## AVAILABLE RECORDS
══════════

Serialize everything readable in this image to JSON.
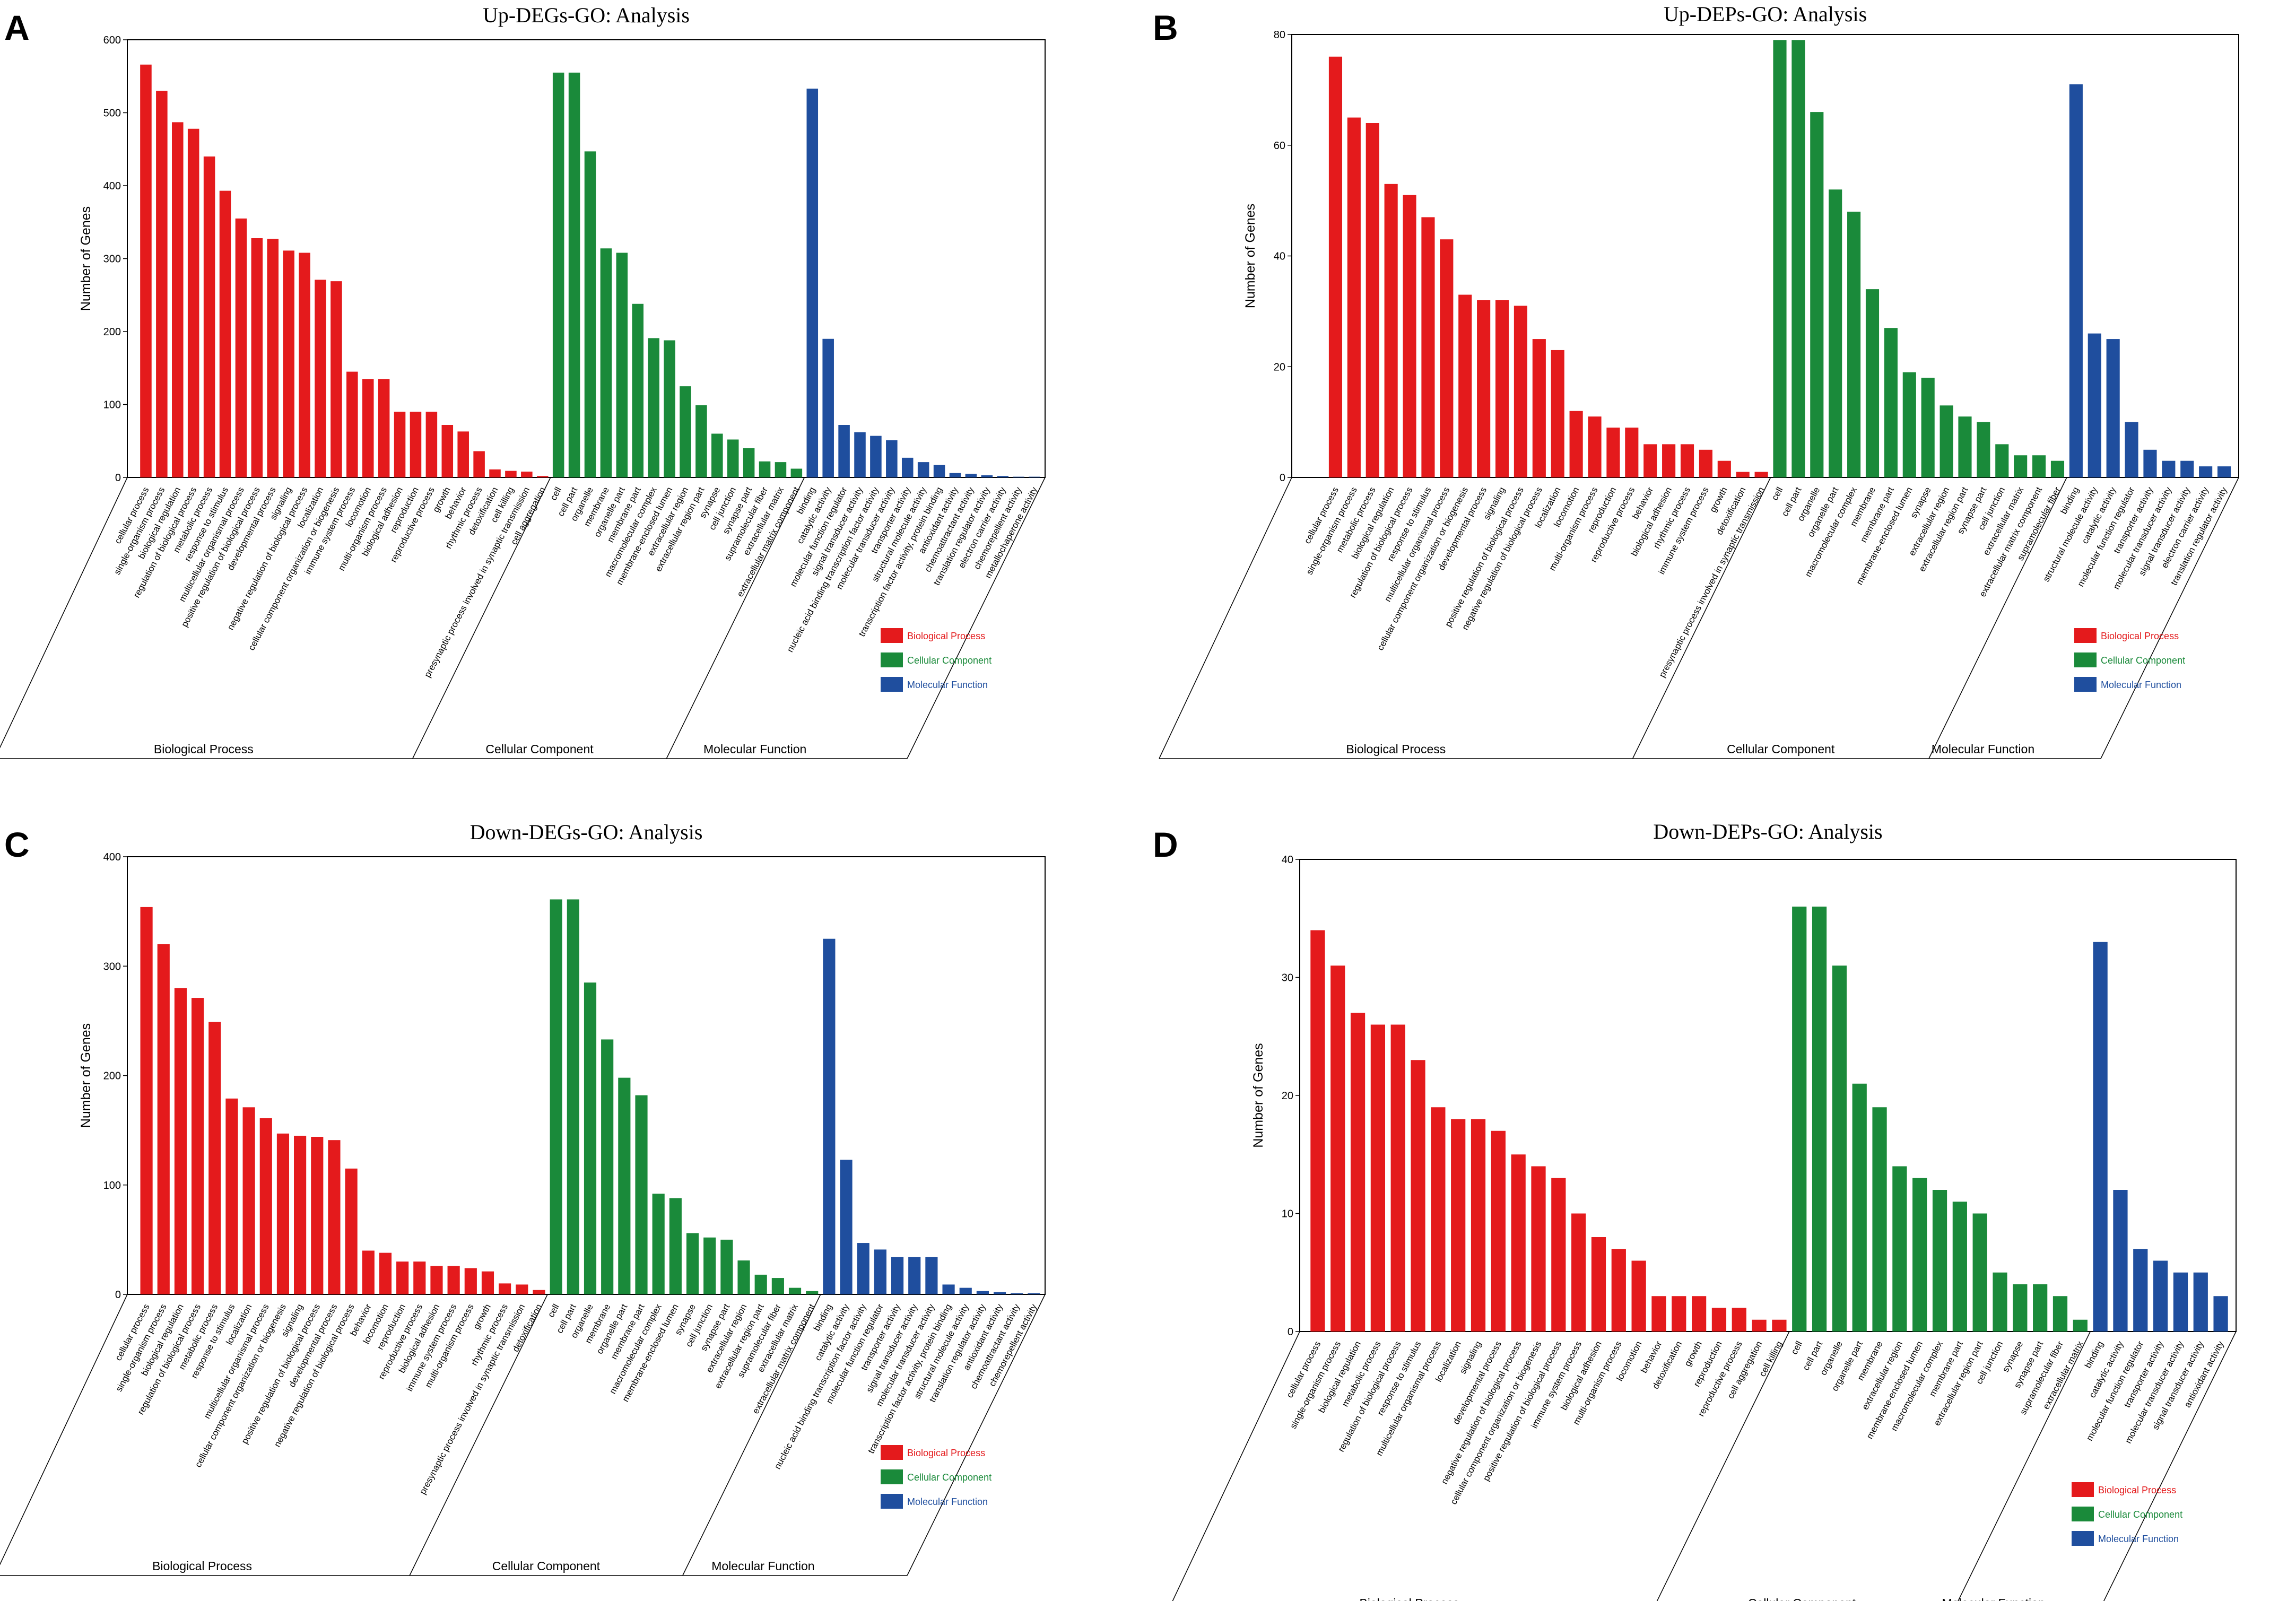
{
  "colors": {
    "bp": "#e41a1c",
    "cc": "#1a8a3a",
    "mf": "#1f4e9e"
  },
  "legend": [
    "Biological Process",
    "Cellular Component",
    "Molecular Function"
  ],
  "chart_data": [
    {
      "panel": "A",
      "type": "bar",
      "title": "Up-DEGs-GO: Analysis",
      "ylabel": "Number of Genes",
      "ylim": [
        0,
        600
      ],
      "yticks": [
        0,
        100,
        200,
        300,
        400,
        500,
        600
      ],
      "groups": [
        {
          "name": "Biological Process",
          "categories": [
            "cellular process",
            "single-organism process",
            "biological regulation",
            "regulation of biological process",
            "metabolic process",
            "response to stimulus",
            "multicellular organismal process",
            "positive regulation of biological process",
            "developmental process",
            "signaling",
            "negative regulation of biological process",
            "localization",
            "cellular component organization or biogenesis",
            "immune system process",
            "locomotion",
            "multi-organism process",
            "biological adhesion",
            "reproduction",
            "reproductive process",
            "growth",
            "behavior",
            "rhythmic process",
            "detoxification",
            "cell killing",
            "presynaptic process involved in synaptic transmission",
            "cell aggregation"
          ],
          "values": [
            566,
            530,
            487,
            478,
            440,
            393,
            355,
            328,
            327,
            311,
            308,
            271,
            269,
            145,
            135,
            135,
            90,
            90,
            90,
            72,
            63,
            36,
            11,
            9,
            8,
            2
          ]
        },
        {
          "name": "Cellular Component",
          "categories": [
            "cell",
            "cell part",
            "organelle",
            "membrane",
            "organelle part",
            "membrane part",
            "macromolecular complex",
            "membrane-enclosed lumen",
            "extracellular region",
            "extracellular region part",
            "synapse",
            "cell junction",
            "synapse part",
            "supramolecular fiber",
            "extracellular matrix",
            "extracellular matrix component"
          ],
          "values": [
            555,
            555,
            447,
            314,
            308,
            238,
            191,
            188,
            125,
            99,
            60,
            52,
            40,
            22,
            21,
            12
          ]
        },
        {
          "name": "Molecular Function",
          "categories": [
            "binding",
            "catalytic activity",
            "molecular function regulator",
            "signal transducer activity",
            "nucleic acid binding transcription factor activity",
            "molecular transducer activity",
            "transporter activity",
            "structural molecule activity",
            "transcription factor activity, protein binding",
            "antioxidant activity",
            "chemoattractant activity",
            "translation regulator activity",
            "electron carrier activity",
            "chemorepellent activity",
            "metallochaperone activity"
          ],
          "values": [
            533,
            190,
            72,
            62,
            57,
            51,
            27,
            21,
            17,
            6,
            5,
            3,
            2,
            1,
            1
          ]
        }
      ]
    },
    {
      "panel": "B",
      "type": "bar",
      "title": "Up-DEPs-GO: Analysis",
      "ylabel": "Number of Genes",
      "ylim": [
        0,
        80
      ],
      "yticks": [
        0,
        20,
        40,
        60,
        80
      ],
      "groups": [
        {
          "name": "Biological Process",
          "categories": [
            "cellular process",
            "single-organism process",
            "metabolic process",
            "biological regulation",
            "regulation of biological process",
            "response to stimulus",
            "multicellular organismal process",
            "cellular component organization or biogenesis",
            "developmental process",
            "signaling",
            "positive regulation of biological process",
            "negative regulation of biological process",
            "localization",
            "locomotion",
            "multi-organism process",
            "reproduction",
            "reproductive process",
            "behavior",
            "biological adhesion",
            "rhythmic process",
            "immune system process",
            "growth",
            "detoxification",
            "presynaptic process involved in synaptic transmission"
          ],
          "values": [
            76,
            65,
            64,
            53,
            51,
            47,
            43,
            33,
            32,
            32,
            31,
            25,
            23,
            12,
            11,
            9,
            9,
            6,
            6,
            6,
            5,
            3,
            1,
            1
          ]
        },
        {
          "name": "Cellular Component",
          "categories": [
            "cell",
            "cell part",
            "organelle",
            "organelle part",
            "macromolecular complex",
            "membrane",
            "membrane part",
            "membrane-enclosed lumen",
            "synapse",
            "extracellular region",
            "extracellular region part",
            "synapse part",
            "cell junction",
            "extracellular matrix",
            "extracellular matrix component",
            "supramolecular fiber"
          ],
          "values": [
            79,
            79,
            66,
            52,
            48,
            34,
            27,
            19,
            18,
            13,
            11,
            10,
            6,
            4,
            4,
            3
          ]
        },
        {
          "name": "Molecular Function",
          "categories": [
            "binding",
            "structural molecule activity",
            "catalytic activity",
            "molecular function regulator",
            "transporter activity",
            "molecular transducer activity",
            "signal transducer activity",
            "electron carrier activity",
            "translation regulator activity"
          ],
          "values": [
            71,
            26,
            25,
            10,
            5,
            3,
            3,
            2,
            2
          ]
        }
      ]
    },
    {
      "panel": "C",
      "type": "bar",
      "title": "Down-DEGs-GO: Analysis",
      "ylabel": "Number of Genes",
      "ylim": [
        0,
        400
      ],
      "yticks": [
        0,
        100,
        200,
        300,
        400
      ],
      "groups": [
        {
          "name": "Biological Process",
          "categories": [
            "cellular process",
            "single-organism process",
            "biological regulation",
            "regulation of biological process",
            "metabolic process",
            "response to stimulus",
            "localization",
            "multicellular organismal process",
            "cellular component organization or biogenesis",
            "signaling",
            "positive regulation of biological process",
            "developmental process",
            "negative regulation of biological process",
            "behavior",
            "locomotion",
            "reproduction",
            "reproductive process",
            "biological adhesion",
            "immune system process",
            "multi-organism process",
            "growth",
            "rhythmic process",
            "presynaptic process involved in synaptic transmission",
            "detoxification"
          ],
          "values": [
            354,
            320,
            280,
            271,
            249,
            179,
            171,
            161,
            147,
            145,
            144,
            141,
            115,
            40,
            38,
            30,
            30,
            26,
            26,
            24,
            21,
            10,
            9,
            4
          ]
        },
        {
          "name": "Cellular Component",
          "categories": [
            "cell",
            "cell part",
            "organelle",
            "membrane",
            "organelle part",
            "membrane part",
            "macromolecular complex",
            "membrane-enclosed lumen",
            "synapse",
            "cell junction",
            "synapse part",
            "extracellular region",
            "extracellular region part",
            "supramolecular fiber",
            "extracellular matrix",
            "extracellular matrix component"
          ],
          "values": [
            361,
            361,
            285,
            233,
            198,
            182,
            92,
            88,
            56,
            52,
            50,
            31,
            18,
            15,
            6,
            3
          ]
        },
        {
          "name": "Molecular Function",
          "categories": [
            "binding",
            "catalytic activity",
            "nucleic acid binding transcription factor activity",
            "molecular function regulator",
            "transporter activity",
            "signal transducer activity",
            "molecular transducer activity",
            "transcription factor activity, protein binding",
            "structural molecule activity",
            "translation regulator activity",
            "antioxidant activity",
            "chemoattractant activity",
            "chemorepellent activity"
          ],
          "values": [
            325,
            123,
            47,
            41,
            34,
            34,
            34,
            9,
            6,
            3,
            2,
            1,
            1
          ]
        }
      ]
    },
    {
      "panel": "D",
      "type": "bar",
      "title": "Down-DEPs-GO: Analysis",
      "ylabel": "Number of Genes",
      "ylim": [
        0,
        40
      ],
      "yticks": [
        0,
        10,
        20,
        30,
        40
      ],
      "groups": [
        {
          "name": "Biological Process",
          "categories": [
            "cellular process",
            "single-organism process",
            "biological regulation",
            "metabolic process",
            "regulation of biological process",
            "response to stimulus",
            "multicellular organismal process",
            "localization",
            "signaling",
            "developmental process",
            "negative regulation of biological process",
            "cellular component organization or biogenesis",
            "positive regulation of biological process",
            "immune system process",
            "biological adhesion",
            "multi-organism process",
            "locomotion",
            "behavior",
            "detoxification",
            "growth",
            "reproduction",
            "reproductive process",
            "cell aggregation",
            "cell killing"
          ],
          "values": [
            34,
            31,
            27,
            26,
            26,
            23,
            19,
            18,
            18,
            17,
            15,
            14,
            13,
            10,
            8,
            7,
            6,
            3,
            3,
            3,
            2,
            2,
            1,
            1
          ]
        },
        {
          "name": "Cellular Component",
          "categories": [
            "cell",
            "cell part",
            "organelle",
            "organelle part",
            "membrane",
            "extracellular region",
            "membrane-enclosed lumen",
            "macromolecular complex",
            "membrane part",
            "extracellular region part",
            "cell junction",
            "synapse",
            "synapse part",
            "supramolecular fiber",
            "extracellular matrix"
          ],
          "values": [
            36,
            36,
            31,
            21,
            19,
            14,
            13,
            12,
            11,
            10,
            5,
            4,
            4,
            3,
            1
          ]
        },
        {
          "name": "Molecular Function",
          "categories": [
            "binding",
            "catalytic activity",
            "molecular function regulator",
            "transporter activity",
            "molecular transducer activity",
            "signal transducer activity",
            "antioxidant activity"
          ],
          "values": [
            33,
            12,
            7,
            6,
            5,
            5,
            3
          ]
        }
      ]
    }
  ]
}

══════════

The answer must be one number, the count of lines above that hold the word "DEGs".

## TASK RESULT
2